▶ _Task directions_
Check each line of the records below for the word "diamond" and copy those where it appears.

Collected data entries
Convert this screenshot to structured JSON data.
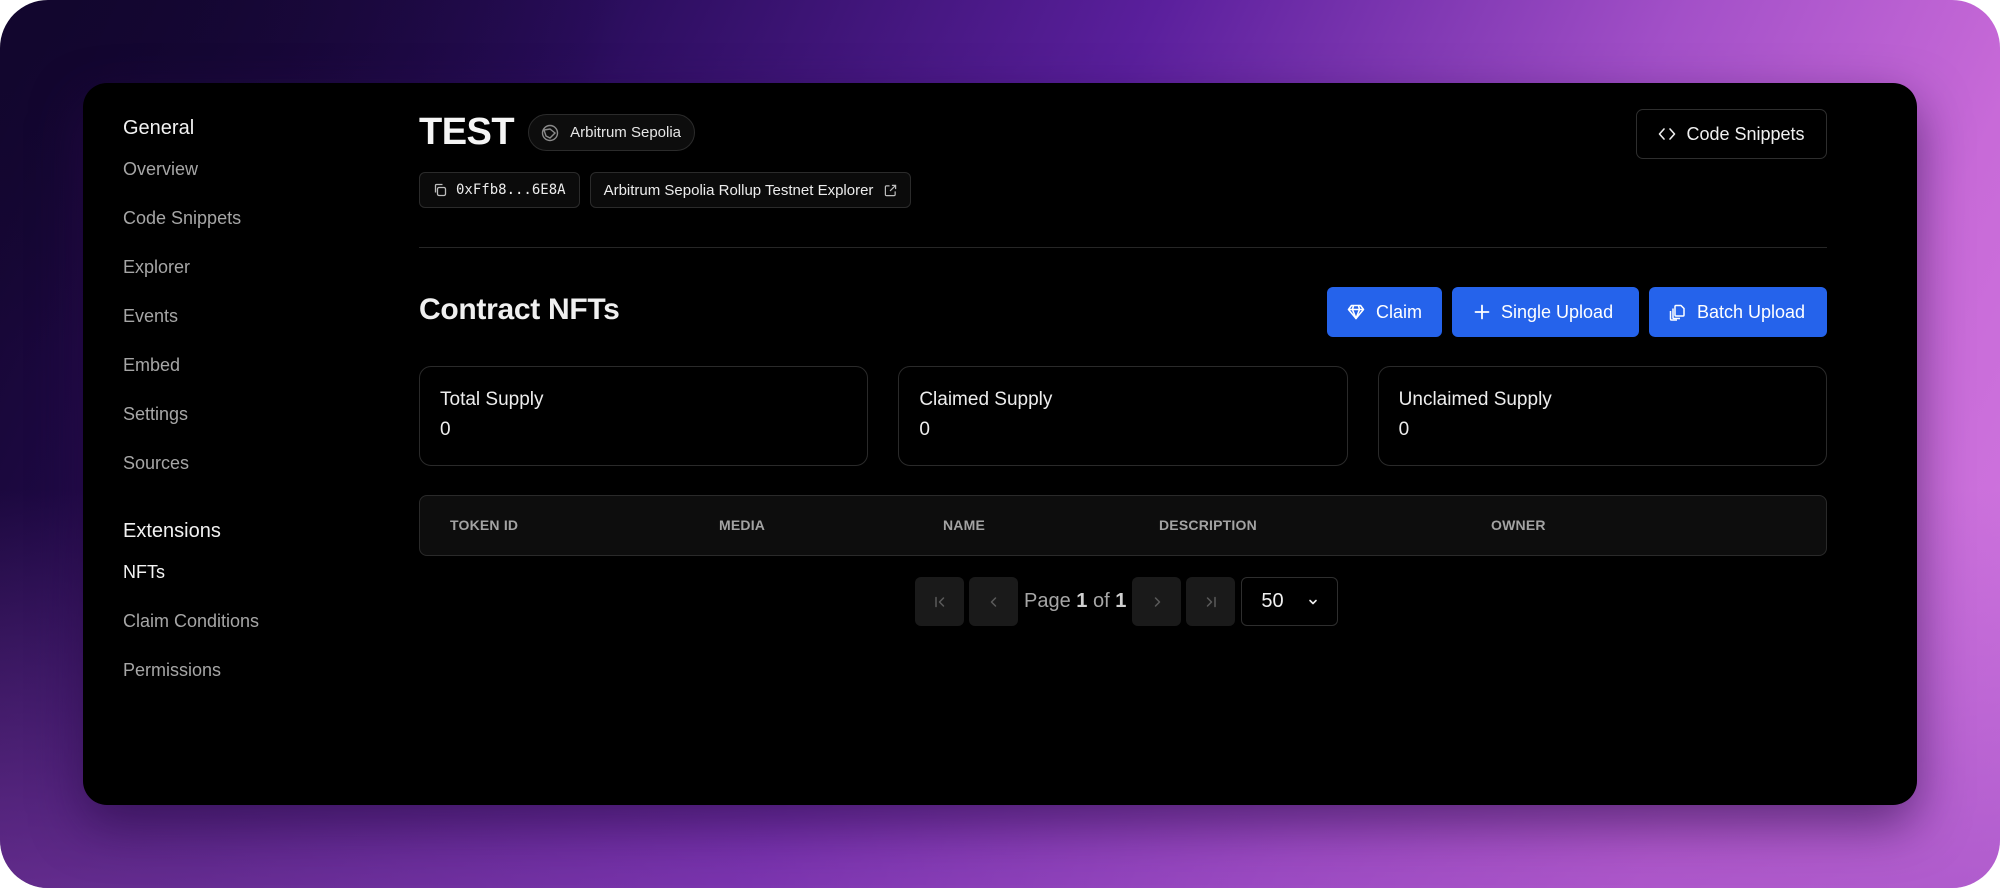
{
  "sidebar": {
    "groups": [
      {
        "heading": "General",
        "items": [
          {
            "label": "Overview",
            "active": false
          },
          {
            "label": "Code Snippets",
            "active": false
          },
          {
            "label": "Explorer",
            "active": false
          },
          {
            "label": "Events",
            "active": false
          },
          {
            "label": "Embed",
            "active": false
          },
          {
            "label": "Settings",
            "active": false
          },
          {
            "label": "Sources",
            "active": false
          }
        ]
      },
      {
        "heading": "Extensions",
        "items": [
          {
            "label": "NFTs",
            "active": true
          },
          {
            "label": "Claim Conditions",
            "active": false
          },
          {
            "label": "Permissions",
            "active": false
          }
        ]
      }
    ]
  },
  "header": {
    "title": "TEST",
    "chain_badge": {
      "label": "Arbitrum Sepolia",
      "icon": "globe-network-icon"
    },
    "address_chip": {
      "label": "0xFfb8...6E8A",
      "icon": "copy-icon"
    },
    "explorer_chip": {
      "label": "Arbitrum Sepolia Rollup Testnet Explorer",
      "icon": "external-link-icon"
    },
    "code_snippets_button": {
      "label": "Code Snippets",
      "icon": "code-brackets-icon"
    }
  },
  "section": {
    "title": "Contract NFTs",
    "actions": [
      {
        "label": "Claim",
        "icon": "diamond-icon"
      },
      {
        "label": "Single Upload",
        "icon": "plus-icon"
      },
      {
        "label": "Batch Upload",
        "icon": "files-icon"
      }
    ]
  },
  "stats": [
    {
      "label": "Total Supply",
      "value": "0"
    },
    {
      "label": "Claimed Supply",
      "value": "0"
    },
    {
      "label": "Unclaimed Supply",
      "value": "0"
    }
  ],
  "table": {
    "columns": [
      "TOKEN ID",
      "MEDIA",
      "NAME",
      "DESCRIPTION",
      "OWNER"
    ],
    "rows": []
  },
  "pagination": {
    "page_prefix": "Page",
    "current_page": "1",
    "of_text": "of",
    "total_pages": "1",
    "page_size": "50"
  },
  "colors": {
    "accent": "#2563eb",
    "window_bg": "#000000"
  }
}
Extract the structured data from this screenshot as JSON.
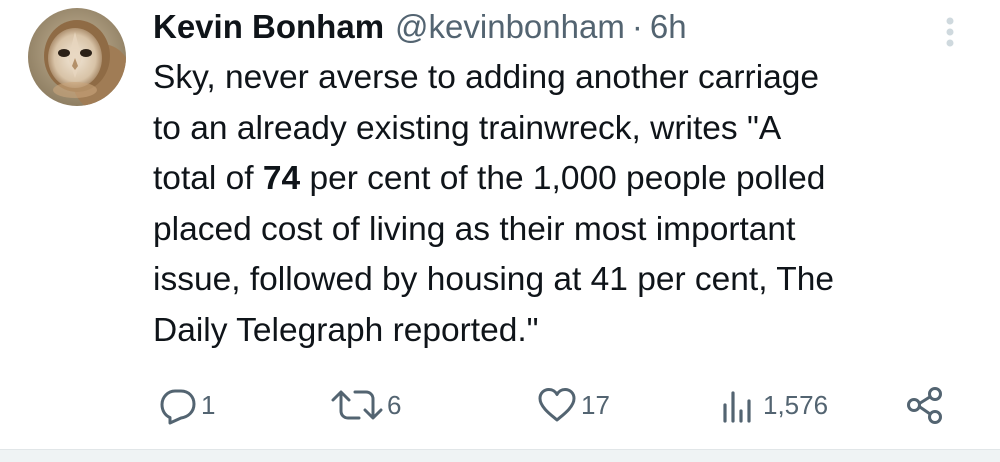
{
  "author": {
    "name": "Kevin Bonham",
    "handle": "@kevinbonham",
    "separator": "·",
    "time": "6h"
  },
  "tweet": {
    "lines": [
      {
        "pre": "Sky, never averse to adding another carriage",
        "bold": "",
        "post": ""
      },
      {
        "pre": "to an already existing trainwreck, writes \"A",
        "bold": "",
        "post": ""
      },
      {
        "pre": "total of ",
        "bold": "74",
        "post": " per cent of the 1,000 people polled"
      },
      {
        "pre": "placed cost of living as their most important",
        "bold": "",
        "post": ""
      },
      {
        "pre": "issue, followed by housing at 41 per cent, The",
        "bold": "",
        "post": ""
      },
      {
        "pre": "Daily Telegraph reported.\"",
        "bold": "",
        "post": ""
      }
    ]
  },
  "actions": {
    "reply_count": "1",
    "retweet_count": "6",
    "like_count": "17",
    "views_count": "1,576"
  },
  "icons": {
    "avatar": "barn-owl-avatar",
    "more": "more-vertical-icon",
    "reply": "reply-icon",
    "retweet": "retweet-icon",
    "like": "heart-icon",
    "views": "views-icon",
    "share": "share-icon"
  },
  "colors": {
    "text": "#0f1419",
    "secondary": "#536471",
    "more_dots": "#cfd9de"
  }
}
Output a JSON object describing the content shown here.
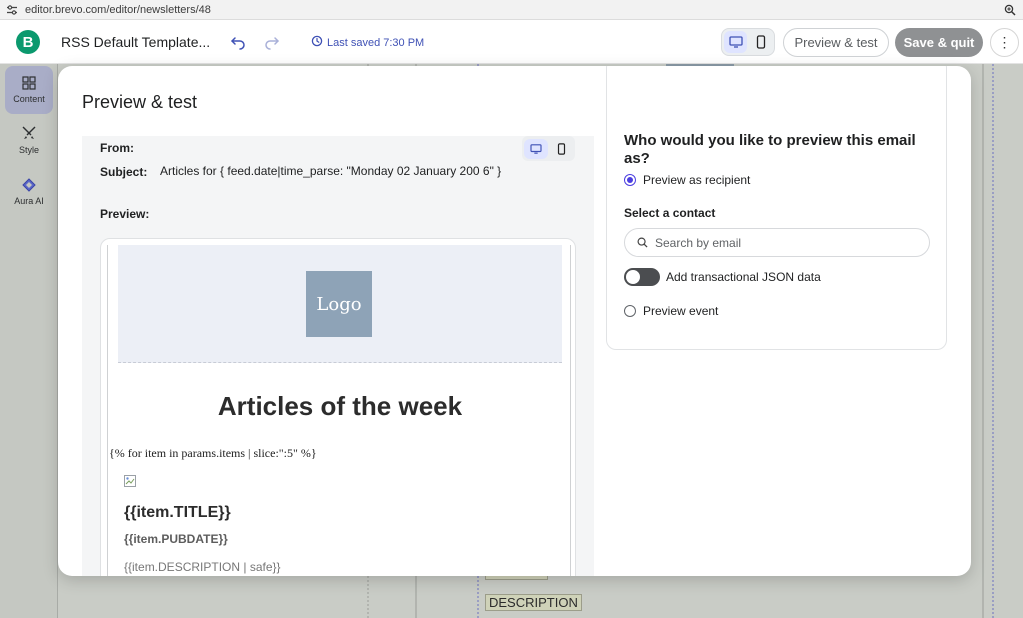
{
  "browser": {
    "url": "editor.brevo.com/editor/newsletters/48"
  },
  "topbar": {
    "brand_letter": "B",
    "title": "RSS Default Template...",
    "last_saved": "Last saved 7:30 PM",
    "preview_test_label": "Preview & test",
    "save_quit_label": "Save & quit",
    "more_label": "⋮"
  },
  "rail": {
    "items": [
      {
        "label": "Content",
        "icon": "grid-icon",
        "active": true
      },
      {
        "label": "Style",
        "icon": "brush-icon",
        "active": false
      },
      {
        "label": "Aura AI",
        "icon": "diamond-icon",
        "active": false
      }
    ]
  },
  "background": {
    "tag_label": "DESCRIPTION"
  },
  "modal": {
    "title": "Preview & test",
    "from_label": "From:",
    "subject_label": "Subject:",
    "subject_value": "Articles for { feed.date|time_parse: \"Monday 02 January 200 6\" }",
    "preview_label": "Preview:",
    "email": {
      "logo_text": "Logo",
      "heading": "Articles of the week",
      "loop_code": "{% for item in params.items | slice:\":5\" %}",
      "item_title": "{{item.TITLE}}",
      "item_pubdate": "{{item.PUBDATE}}",
      "item_description": "{{item.DESCRIPTION | safe}}"
    },
    "options": {
      "question": "Who would you like to preview this email as?",
      "preview_as_recipient": "Preview as recipient",
      "select_contact_label": "Select a contact",
      "search_placeholder": "Search by email",
      "json_toggle_label": "Add transactional JSON data",
      "preview_event": "Preview event"
    }
  },
  "colors": {
    "brand": "#0b996e",
    "accent": "#4b3ee0",
    "save_button": "#8f9193"
  }
}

▶ _Output_
        "icon": "diamond-icon"
        "icon": "diamond-icon",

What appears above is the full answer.